**What you should do**: Copy each of the following entries line for line, without changing a single character.

**Data lines**:
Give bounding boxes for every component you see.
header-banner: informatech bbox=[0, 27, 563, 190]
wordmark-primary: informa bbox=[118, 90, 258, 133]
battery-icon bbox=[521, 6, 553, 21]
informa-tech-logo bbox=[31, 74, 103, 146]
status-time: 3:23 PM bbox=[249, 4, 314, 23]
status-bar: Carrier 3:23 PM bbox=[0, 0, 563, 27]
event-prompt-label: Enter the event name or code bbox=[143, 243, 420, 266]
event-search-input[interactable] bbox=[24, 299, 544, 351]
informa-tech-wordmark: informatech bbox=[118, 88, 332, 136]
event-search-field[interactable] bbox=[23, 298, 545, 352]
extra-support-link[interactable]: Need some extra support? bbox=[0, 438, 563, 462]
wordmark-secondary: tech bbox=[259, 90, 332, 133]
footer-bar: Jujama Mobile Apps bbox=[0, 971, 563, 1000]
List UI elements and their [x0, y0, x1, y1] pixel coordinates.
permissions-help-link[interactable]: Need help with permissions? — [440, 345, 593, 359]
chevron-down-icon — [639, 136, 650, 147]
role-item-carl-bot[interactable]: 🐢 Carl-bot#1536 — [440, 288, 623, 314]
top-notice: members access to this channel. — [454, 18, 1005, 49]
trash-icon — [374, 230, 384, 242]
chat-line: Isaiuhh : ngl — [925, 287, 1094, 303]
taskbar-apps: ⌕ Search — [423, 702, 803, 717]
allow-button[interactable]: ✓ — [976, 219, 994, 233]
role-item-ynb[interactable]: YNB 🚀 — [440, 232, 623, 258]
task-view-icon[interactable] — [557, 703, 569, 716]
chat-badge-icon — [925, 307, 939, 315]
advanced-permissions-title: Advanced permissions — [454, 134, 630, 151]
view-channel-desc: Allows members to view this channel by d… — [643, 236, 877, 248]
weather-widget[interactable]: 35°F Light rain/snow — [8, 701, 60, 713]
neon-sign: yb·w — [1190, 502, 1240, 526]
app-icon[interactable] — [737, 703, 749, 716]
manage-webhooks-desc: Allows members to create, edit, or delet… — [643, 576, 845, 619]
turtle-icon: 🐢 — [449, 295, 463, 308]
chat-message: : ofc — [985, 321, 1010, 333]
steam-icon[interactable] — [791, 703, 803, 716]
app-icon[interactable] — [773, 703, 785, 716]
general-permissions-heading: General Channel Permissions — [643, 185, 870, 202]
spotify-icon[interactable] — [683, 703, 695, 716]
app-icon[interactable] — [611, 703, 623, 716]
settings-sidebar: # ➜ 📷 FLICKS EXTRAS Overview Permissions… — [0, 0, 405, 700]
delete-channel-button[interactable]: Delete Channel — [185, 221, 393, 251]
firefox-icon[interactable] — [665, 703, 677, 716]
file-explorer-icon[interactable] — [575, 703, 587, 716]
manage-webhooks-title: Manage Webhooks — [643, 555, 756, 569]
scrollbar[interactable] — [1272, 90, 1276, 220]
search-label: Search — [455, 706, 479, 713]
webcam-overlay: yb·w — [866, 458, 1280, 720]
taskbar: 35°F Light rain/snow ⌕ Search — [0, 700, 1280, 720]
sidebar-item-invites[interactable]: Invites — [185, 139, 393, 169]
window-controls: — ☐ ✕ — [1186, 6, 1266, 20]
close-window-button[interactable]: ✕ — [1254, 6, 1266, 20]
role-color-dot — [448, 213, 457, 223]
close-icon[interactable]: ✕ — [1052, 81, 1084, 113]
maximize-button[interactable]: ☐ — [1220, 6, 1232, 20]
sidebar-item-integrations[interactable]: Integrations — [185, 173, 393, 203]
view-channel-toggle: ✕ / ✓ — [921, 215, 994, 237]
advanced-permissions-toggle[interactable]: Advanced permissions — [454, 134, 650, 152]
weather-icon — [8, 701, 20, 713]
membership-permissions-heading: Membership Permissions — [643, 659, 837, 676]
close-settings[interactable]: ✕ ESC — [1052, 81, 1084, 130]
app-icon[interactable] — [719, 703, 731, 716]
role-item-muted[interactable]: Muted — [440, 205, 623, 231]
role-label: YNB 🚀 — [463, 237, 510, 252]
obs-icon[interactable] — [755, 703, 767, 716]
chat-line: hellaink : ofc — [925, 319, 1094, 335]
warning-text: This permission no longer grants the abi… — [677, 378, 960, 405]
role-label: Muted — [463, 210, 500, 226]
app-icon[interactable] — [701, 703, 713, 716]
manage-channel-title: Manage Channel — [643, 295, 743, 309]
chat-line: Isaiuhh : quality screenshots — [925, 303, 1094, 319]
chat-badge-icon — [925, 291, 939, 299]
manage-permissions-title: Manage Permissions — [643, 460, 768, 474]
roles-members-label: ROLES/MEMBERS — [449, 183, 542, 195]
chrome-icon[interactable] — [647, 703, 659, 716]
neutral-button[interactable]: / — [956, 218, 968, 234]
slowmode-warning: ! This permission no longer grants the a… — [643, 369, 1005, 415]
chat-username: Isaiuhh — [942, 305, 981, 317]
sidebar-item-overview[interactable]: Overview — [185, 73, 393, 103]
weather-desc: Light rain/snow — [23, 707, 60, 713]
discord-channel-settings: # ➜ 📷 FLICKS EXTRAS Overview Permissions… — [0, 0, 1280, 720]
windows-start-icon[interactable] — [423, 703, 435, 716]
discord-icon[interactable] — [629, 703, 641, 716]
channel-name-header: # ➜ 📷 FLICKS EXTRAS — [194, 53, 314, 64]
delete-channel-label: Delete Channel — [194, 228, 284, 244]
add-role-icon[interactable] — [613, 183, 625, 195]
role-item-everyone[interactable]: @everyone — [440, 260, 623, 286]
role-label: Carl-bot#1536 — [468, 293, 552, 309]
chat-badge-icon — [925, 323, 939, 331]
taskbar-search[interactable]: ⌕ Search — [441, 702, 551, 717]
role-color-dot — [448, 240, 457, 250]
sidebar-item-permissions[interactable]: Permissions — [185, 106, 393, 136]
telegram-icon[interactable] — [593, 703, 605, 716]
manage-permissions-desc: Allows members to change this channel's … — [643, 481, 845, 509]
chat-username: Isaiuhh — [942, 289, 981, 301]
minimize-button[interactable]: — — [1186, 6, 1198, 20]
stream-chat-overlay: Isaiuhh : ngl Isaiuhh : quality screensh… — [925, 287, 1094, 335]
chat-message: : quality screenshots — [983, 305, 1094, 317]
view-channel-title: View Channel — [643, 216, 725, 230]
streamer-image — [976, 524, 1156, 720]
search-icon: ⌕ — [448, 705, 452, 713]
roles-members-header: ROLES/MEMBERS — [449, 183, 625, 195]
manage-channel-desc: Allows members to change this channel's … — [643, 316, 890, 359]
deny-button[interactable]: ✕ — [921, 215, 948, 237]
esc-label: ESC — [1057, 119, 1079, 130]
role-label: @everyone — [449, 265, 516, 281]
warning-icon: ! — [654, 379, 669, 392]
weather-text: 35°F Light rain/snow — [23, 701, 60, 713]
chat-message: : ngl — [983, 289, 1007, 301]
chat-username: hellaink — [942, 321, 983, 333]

**Response below**:
Give bounding boxes for every component you see.
header-banner: informatech bbox=[0, 27, 563, 190]
wordmark-primary: informa bbox=[118, 90, 258, 133]
battery-icon bbox=[521, 6, 553, 21]
informa-tech-logo bbox=[31, 74, 103, 146]
status-time: 3:23 PM bbox=[249, 4, 314, 23]
status-bar: Carrier 3:23 PM bbox=[0, 0, 563, 27]
event-prompt-label: Enter the event name or code bbox=[143, 243, 420, 266]
event-search-input[interactable] bbox=[24, 299, 544, 351]
informa-tech-wordmark: informatech bbox=[118, 88, 332, 136]
event-search-field[interactable] bbox=[23, 298, 545, 352]
extra-support-link[interactable]: Need some extra support? bbox=[0, 438, 563, 462]
wordmark-secondary: tech bbox=[259, 90, 332, 133]
footer-bar: Jujama Mobile Apps bbox=[0, 971, 563, 1000]
List UI elements and their [x0, y0, x1, y1] pixel coordinates.
permissions-help-link[interactable]: Need help with permissions? — [440, 345, 593, 359]
chevron-down-icon — [639, 136, 650, 147]
role-item-carl-bot[interactable]: 🐢 Carl-bot#1536 — [440, 288, 623, 314]
top-notice: members access to this channel. — [454, 18, 1005, 49]
trash-icon — [374, 230, 384, 242]
chat-line: Isaiuhh : ngl — [925, 287, 1094, 303]
taskbar-apps: ⌕ Search — [423, 702, 803, 717]
allow-button[interactable]: ✓ — [976, 219, 994, 233]
role-item-ynb[interactable]: YNB 🚀 — [440, 232, 623, 258]
task-view-icon[interactable] — [557, 703, 569, 716]
chat-badge-icon — [925, 307, 939, 315]
advanced-permissions-title: Advanced permissions — [454, 134, 630, 151]
view-channel-desc: Allows members to view this channel by d… — [643, 236, 877, 248]
weather-widget[interactable]: 35°F Light rain/snow — [8, 701, 60, 713]
neon-sign: yb·w — [1190, 502, 1240, 526]
app-icon[interactable] — [737, 703, 749, 716]
manage-webhooks-desc: Allows members to create, edit, or delet… — [643, 576, 845, 619]
turtle-icon: 🐢 — [449, 295, 463, 308]
chat-message: : ofc — [985, 321, 1010, 333]
steam-icon[interactable] — [791, 703, 803, 716]
app-icon[interactable] — [773, 703, 785, 716]
general-permissions-heading: General Channel Permissions — [643, 185, 870, 202]
spotify-icon[interactable] — [683, 703, 695, 716]
app-icon[interactable] — [611, 703, 623, 716]
settings-sidebar: # ➜ 📷 FLICKS EXTRAS Overview Permissions… — [0, 0, 405, 700]
delete-channel-button[interactable]: Delete Channel — [185, 221, 393, 251]
firefox-icon[interactable] — [665, 703, 677, 716]
file-explorer-icon[interactable] — [575, 703, 587, 716]
manage-webhooks-title: Manage Webhooks — [643, 555, 756, 569]
scrollbar[interactable] — [1272, 90, 1276, 220]
search-label: Search — [455, 706, 479, 713]
webcam-overlay: yb·w — [866, 458, 1280, 720]
taskbar: 35°F Light rain/snow ⌕ Search — [0, 700, 1280, 720]
sidebar-item-invites[interactable]: Invites — [185, 139, 393, 169]
window-controls: — ☐ ✕ — [1186, 6, 1266, 20]
close-window-button[interactable]: ✕ — [1254, 6, 1266, 20]
role-color-dot — [448, 213, 457, 223]
close-icon[interactable]: ✕ — [1052, 81, 1084, 113]
maximize-button[interactable]: ☐ — [1220, 6, 1232, 20]
sidebar-item-integrations[interactable]: Integrations — [185, 173, 393, 203]
view-channel-toggle: ✕ / ✓ — [921, 215, 994, 237]
advanced-permissions-toggle[interactable]: Advanced permissions — [454, 134, 650, 152]
weather-icon — [8, 701, 20, 713]
membership-permissions-heading: Membership Permissions — [643, 659, 837, 676]
close-settings[interactable]: ✕ ESC — [1052, 81, 1084, 130]
app-icon[interactable] — [719, 703, 731, 716]
role-item-muted[interactable]: Muted — [440, 205, 623, 231]
role-label: YNB 🚀 — [463, 237, 510, 252]
obs-icon[interactable] — [755, 703, 767, 716]
chat-line: hellaink : ofc — [925, 319, 1094, 335]
warning-text: This permission no longer grants the abi… — [677, 378, 960, 405]
role-label: Muted — [463, 210, 500, 226]
app-icon[interactable] — [701, 703, 713, 716]
manage-channel-title: Manage Channel — [643, 295, 743, 309]
chat-line: Isaiuhh : quality screenshots — [925, 303, 1094, 319]
chat-badge-icon — [925, 291, 939, 299]
manage-permissions-title: Manage Permissions — [643, 460, 768, 474]
roles-members-label: ROLES/MEMBERS — [449, 183, 542, 195]
chrome-icon[interactable] — [647, 703, 659, 716]
neutral-button[interactable]: / — [956, 218, 968, 234]
slowmode-warning: ! This permission no longer grants the a… — [643, 369, 1005, 415]
chat-username: Isaiuhh — [942, 305, 981, 317]
sidebar-item-overview[interactable]: Overview — [185, 73, 393, 103]
weather-desc: Light rain/snow — [23, 707, 60, 713]
discord-channel-settings: # ➜ 📷 FLICKS EXTRAS Overview Permissions… — [0, 0, 1280, 720]
windows-start-icon[interactable] — [423, 703, 435, 716]
discord-icon[interactable] — [629, 703, 641, 716]
channel-name-header: # ➜ 📷 FLICKS EXTRAS — [194, 53, 314, 64]
delete-channel-label: Delete Channel — [194, 228, 284, 244]
add-role-icon[interactable] — [613, 183, 625, 195]
role-item-everyone[interactable]: @everyone — [440, 260, 623, 286]
role-label: Carl-bot#1536 — [468, 293, 552, 309]
chat-badge-icon — [925, 323, 939, 331]
taskbar-search[interactable]: ⌕ Search — [441, 702, 551, 717]
role-color-dot — [448, 240, 457, 250]
sidebar-item-permissions[interactable]: Permissions — [185, 106, 393, 136]
telegram-icon[interactable] — [593, 703, 605, 716]
manage-permissions-desc: Allows members to change this channel's … — [643, 481, 845, 509]
chat-username: Isaiuhh — [942, 289, 981, 301]
minimize-button[interactable]: — — [1186, 6, 1198, 20]
stream-chat-overlay: Isaiuhh : ngl Isaiuhh : quality screensh… — [925, 287, 1094, 335]
chat-message: : quality screenshots — [983, 305, 1094, 317]
view-channel-title: View Channel — [643, 216, 725, 230]
streamer-image — [976, 524, 1156, 720]
search-icon: ⌕ — [448, 705, 452, 713]
roles-members-header: ROLES/MEMBERS — [449, 183, 625, 195]
manage-channel-desc: Allows members to change this channel's … — [643, 316, 890, 359]
deny-button[interactable]: ✕ — [921, 215, 948, 237]
esc-label: ESC — [1057, 119, 1079, 130]
role-label: @everyone — [449, 265, 516, 281]
warning-icon: ! — [654, 379, 669, 392]
weather-text: 35°F Light rain/snow — [23, 701, 60, 713]
chat-message: : ngl — [983, 289, 1007, 301]
chat-username: hellaink — [942, 321, 983, 333]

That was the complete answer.